**OBJECTIVE**
Please pull out every line of the data below that contains the word "title", treating uppercase and lowercase as different.

**RECORD EXCERPTS**
━━━━━━━━━━
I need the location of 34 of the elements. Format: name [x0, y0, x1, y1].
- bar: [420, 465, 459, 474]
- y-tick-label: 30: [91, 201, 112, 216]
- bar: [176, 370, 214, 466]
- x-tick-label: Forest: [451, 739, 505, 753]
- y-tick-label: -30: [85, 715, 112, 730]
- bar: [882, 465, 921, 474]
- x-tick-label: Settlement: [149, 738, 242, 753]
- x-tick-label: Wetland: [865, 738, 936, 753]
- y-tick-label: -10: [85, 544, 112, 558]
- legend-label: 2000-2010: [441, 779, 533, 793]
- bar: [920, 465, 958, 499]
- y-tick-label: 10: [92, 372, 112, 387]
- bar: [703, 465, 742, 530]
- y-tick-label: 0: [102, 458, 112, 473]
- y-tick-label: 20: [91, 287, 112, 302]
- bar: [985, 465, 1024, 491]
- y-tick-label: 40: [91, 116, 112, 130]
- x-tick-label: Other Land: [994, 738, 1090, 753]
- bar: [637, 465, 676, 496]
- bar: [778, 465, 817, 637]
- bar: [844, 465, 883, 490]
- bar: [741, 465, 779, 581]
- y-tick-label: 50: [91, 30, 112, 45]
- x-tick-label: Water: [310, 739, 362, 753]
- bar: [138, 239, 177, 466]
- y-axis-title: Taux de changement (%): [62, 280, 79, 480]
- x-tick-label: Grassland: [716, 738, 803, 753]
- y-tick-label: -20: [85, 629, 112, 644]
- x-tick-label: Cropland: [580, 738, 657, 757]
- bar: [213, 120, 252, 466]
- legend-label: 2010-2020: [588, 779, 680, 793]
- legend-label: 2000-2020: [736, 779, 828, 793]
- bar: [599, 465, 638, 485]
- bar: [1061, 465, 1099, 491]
━━━━━━━━━━
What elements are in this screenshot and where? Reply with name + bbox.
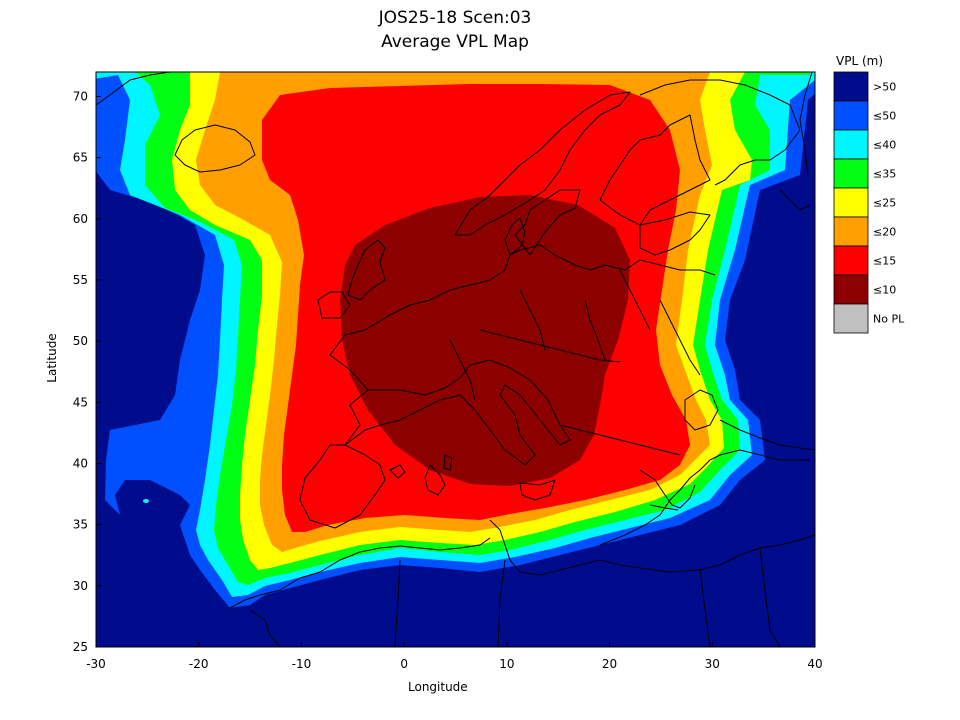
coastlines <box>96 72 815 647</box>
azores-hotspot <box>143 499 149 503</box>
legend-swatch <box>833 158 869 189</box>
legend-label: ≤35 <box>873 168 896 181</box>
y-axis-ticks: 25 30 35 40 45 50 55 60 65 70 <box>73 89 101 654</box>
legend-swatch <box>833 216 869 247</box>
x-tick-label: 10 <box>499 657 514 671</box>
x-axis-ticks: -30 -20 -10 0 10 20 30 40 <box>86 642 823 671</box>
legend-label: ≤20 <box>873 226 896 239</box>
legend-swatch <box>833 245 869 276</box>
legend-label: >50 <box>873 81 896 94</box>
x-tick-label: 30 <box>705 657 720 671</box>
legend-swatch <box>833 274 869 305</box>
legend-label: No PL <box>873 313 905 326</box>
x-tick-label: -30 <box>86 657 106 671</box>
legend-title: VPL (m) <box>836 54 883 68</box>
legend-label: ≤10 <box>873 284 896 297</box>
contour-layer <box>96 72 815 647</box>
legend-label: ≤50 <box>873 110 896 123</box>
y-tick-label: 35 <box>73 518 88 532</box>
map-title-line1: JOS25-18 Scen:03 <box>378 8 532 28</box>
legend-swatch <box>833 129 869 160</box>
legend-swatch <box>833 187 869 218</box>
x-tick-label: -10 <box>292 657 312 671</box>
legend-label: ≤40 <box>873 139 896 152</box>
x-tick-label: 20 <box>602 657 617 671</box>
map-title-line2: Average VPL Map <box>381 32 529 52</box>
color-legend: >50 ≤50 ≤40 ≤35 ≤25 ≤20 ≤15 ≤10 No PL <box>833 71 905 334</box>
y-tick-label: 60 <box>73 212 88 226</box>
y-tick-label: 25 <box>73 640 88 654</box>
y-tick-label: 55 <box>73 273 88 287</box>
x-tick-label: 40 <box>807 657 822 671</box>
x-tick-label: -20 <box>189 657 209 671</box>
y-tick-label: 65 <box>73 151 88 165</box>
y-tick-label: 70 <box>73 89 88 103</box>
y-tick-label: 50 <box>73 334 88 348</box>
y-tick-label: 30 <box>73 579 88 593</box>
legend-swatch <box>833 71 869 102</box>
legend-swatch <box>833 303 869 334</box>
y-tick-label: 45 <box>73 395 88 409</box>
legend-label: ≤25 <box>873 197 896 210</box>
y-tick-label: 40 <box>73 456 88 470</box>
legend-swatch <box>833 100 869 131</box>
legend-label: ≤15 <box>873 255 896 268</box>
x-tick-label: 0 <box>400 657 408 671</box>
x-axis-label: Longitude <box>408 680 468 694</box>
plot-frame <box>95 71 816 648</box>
━━━━━━━━━━
**SOLUTION FOR THIS TASK**
- y-axis-title: Taux de changement (%): [62, 280, 79, 480]
legend-title: VPL (m) <box>836 54 883 68</box>
map-title-line1: JOS25-18 Scen:03 <box>378 8 532 28</box>
map-title-line2: Average VPL Map <box>381 32 529 52</box>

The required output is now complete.